## Text excerpt
* START *

Thanks everyone! I Emailed Pony Carbs a few days ago concerning obtaining a SCV (Spark Control Valve) and a guy from Pony called this morning. That was a surprise; I figured to get an Email back. Anyway I talked with him a few minutes; and I don't know if he was just pushing to sell one of their carbs (the Autolite 1100) but he was sorta of bashing my Motorcraft/Holley aftermarket 1940 carb (with SCV). I told him that I have read mixed reviews on the 1940 carb both pro & con. I told him I was concerned about "not" getting any vacuum @ idle, and just like Leroy and a couple of other posters commented, he said that with the carb I have, and the Load-A-Matic dizzy, that I shouldn't be getting any vac @ idle! He did say that even with my vehicle sitting in the driveway (not under load)that I should get between 5-7inches of vac @ around 1500rpm. I will hook up my tach and see if indeed I do get 5-7inches vac @ 1500rpm. Just trying to narrow things down. I have a very slight hesitaton which may be nothing more than the carb needing a little tweaking. Putting in a plug for Pony Carbs; he did say they have a better (than orginal??) autolite 1100 carbs for sale that he acted like will give you better performance and better fuel economy. I remember reading not long ago about this new and improved carb from Pony; something I believe they modified for better efficiency. Thanks again, Jim
 
Pony Carbs is very helpful in after sale help and tech. I have even spoken to the owner, John Enyart himself with a tech question. The phone guy bumped me upstairs and I got my answer from the horse's mouth. You need to know two things about them so you can deal effectively.

* END *

## Record excerpts

* START *

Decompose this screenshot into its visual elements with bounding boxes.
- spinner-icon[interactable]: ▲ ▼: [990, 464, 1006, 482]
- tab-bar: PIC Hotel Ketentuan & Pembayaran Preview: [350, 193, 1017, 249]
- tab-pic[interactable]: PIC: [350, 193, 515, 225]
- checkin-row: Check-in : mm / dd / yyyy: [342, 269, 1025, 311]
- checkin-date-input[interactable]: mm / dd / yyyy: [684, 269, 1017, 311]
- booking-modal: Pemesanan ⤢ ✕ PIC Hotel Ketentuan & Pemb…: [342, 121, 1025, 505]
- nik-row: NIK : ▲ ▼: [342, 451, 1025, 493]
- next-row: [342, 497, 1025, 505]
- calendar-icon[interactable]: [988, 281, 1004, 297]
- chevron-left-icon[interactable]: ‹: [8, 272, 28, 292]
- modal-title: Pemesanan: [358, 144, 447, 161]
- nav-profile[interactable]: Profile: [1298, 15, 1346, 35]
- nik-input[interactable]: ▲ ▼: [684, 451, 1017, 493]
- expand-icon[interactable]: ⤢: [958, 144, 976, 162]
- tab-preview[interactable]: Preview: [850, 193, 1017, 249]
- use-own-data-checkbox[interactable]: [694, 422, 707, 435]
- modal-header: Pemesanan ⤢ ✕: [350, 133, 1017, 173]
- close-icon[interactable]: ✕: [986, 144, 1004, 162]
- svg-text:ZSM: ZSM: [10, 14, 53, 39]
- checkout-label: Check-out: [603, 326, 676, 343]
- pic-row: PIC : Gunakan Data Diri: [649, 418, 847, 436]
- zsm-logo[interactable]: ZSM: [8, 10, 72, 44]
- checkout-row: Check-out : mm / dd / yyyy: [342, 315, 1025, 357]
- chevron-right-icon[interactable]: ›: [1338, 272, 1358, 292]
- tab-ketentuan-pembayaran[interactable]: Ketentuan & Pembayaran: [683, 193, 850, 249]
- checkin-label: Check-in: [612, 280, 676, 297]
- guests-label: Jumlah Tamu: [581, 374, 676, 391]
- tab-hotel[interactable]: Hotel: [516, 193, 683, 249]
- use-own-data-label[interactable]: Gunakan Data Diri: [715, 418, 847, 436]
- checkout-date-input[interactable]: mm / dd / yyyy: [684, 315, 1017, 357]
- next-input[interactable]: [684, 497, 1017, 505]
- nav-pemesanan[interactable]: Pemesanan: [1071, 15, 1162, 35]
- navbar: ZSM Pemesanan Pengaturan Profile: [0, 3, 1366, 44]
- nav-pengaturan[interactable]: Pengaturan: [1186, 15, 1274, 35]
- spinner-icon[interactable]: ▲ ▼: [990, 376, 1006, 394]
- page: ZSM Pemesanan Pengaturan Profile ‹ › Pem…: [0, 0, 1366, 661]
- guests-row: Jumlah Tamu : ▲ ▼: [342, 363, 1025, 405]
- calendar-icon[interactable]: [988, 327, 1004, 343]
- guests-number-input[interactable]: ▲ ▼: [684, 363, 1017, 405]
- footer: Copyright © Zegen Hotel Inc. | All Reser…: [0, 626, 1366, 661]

* END *

## Exercise task A
Rewrite the carburetor post from "Pony Carbs is" up to and including "can deal effectively.", switching "owner" to "founder".
## Exercise task B
In the carburetor post, how much vacuum did the caller from Pony Carbs say the writer's vehicle should get at around 1500 rpm while sitting in the driveway?
The items are separate material and are not connected to the carburetor post.

## Complete output A
Pony Carbs is very helpful in after sale help and tech. I have even spoken to the founder, John Enyart himself with a tech question. The phone guy bumped me upstairs and I got my answer from the horse's mouth. You need to know two things about them so you can deal effectively.

## Complete output B
Between 5 and 7 inches.